## What is needed
Provide an exact transcription of all the records.

## Material for the task
* START *
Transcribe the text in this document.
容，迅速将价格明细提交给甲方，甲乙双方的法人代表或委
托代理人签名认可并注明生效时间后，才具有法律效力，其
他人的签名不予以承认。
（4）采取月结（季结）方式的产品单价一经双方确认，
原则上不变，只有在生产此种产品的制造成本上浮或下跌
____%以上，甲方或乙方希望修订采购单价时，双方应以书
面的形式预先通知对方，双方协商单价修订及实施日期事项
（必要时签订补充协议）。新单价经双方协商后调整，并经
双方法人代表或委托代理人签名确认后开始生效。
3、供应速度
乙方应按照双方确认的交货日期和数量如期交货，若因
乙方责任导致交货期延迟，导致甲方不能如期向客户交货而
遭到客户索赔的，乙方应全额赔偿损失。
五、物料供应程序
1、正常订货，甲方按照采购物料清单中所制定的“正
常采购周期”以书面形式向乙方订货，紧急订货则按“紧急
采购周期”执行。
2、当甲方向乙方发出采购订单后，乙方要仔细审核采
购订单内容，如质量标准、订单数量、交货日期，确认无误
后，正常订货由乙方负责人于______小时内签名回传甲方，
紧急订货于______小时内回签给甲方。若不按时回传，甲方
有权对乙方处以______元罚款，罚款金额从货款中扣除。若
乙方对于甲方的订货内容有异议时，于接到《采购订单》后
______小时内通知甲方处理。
* END *
## Response to the task
Transcribe the text in this document.
容，迅速将价格明细提交给甲方，甲乙双方的法人代表或委
托代理人签名认可并注明生效时间后，才具有法律效力，其
他人的签名不予以承认。
（4）采取月结（季结）方式的产品单价一经双方确认，
原则上不变，只有在生产此种产品的制造成本上浮或下跌
____%以上，甲方或乙方希望修订采购单价时，双方应以书
面的形式预先通知对方，双方协商单价修订及实施日期事项
（必要时签订补充协议）。新单价经双方协商后调整，并经
双方法人代表或委托代理人签名确认后开始生效。
3、供应速度
乙方应按照双方确认的交货日期和数量如期交货，若因
乙方责任导致交货期延迟，导致甲方不能如期向客户交货而
遭到客户索赔的，乙方应全额赔偿损失。
五、物料供应程序
1、正常订货，甲方按照采购物料清单中所制定的“正
常采购周期”以书面形式向乙方订货，紧急订货则按“紧急
采购周期”执行。
2、当甲方向乙方发出采购订单后，乙方要仔细审核采
购订单内容，如质量标准、订单数量、交货日期，确认无误
后，正常订货由乙方负责人于______小时内签名回传甲方，
紧急订货于______小时内回签给甲方。若不按时回传，甲方
有权对乙方处以______元罚款，罚款金额从货款中扣除。若
乙方对于甲方的订货内容有异议时，于接到《采购订单》后
______小时内通知甲方处理。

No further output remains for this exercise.